Aim of the exercise - Locate every line below that contains the word "students" and copy it.

--- --- ---

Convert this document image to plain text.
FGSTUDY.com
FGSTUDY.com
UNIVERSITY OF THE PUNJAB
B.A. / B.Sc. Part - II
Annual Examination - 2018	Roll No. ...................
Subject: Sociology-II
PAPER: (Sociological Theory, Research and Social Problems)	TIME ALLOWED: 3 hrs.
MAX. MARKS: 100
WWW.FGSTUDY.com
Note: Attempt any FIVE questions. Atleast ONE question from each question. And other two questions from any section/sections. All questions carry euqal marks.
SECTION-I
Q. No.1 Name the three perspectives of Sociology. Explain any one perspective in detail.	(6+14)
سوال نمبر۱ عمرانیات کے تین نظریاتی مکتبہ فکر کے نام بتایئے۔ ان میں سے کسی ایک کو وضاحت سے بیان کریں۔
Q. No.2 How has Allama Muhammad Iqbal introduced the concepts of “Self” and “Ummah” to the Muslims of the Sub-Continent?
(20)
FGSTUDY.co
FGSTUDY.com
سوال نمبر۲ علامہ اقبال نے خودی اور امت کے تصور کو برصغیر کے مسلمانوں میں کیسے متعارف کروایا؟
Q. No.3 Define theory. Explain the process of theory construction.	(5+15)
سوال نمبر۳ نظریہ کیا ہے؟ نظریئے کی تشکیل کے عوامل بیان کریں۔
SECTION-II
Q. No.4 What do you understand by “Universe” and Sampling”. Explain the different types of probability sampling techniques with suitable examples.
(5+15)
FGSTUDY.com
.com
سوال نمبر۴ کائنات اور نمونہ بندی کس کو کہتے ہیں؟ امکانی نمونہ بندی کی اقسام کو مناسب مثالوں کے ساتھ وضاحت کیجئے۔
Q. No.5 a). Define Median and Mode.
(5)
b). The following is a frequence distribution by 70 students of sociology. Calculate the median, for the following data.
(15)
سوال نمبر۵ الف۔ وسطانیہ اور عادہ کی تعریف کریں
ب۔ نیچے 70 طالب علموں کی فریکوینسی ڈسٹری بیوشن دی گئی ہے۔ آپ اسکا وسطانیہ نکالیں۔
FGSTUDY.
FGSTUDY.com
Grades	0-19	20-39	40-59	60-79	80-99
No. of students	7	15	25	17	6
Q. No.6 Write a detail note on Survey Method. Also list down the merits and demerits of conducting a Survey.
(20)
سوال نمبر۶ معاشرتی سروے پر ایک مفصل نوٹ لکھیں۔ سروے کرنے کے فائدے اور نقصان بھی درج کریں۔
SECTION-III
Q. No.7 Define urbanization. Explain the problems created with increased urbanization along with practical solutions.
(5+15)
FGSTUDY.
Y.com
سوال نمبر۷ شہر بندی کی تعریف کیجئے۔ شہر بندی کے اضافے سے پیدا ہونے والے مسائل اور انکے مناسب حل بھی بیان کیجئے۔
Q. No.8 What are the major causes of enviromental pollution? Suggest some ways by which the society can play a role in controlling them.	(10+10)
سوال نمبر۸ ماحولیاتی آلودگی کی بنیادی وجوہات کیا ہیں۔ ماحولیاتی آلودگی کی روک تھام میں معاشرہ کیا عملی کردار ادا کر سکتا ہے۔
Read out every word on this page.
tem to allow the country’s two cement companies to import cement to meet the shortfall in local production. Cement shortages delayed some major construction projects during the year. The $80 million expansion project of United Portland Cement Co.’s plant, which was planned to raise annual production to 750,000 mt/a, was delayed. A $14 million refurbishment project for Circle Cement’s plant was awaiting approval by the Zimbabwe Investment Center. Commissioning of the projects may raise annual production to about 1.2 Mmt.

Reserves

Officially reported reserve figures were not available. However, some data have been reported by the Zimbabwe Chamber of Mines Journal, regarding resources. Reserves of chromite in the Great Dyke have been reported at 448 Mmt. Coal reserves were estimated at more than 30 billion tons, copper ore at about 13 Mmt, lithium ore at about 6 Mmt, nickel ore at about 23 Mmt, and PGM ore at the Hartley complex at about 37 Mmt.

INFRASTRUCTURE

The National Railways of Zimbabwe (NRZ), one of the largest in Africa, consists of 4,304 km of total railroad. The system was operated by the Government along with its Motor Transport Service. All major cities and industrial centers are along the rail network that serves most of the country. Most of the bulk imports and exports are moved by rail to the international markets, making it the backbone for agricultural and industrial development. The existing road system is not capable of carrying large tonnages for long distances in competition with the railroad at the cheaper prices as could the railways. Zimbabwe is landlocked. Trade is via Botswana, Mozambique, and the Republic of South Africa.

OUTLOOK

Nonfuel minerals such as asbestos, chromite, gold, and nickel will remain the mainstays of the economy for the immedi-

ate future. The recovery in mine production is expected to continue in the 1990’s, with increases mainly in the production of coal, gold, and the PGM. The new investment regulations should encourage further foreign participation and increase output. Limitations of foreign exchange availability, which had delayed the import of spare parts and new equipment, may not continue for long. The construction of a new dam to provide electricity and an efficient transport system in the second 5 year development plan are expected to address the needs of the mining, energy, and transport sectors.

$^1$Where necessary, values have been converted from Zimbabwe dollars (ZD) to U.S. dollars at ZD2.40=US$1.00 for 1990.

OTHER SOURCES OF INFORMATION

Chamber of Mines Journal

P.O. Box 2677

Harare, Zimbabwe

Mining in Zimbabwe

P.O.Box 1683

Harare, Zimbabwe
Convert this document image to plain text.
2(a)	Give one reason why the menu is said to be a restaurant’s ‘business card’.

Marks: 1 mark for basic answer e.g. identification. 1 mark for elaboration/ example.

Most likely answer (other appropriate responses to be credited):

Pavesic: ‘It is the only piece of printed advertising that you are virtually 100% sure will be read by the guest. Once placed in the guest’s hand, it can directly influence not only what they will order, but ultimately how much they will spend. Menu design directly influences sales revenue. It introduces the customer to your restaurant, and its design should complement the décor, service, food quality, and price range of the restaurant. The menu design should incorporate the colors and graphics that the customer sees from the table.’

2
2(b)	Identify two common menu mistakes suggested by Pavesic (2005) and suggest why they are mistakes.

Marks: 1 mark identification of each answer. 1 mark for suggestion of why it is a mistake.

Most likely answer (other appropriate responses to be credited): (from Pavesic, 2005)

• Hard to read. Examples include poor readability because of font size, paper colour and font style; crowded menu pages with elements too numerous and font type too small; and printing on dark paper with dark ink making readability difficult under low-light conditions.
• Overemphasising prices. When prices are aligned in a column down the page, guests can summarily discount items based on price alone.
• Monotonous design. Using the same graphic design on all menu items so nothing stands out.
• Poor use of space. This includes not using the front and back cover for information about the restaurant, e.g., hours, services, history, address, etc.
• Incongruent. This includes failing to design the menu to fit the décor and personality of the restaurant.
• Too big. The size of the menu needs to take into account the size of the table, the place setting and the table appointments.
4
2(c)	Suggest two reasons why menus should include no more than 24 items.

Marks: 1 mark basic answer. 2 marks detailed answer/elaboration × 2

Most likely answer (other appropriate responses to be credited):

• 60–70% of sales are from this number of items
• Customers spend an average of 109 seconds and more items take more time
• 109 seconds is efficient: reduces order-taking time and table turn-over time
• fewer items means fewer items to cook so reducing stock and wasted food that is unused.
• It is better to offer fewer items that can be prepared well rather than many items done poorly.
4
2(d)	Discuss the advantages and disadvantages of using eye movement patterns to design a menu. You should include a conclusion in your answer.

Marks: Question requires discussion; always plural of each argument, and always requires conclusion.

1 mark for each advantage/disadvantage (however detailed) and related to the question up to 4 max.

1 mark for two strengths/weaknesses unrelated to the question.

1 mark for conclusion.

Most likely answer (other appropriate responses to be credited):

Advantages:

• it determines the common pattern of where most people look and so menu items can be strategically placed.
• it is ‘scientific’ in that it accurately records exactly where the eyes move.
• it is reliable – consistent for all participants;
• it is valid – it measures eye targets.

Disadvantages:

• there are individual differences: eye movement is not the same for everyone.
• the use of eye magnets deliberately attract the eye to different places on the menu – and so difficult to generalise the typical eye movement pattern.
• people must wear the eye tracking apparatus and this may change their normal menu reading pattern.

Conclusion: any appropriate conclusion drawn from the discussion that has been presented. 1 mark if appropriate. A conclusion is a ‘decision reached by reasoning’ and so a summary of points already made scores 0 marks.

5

--- --- ---

Written answer -
b). The following is a frequence distribution by 70 students of sociology. Calculate the median, for the following data.
No. of students	7	15	25	17	6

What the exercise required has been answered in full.